┌─ Extracted information

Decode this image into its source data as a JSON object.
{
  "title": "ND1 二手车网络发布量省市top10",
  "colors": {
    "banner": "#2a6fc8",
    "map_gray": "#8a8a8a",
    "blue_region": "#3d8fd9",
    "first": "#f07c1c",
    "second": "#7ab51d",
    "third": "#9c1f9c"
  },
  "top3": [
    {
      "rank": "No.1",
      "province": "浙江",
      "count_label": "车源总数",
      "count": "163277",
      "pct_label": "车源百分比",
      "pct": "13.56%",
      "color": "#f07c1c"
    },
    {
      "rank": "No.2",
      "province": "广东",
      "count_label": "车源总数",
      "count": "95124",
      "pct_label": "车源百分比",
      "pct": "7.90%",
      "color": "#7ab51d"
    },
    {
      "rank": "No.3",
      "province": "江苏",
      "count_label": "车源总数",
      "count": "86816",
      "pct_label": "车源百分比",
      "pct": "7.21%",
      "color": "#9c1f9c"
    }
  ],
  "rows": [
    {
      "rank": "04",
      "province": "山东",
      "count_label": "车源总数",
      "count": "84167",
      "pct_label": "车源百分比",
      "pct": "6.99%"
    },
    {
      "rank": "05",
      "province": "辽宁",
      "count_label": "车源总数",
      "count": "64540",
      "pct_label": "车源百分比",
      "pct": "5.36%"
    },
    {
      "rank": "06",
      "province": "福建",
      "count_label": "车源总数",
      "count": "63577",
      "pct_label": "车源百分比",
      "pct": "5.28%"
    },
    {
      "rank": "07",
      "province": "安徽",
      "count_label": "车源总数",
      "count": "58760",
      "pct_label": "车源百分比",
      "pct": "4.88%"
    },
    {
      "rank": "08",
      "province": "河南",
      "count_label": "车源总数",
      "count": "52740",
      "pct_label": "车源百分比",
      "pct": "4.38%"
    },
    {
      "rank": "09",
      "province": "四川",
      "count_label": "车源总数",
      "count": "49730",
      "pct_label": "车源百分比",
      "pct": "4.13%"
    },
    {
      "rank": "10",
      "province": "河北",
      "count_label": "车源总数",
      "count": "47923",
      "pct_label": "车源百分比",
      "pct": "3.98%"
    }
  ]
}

└─

What is needed>
Of the lines in the listing, how many hold the word "rank"? Nothing but the number is needed.

Answer below>
10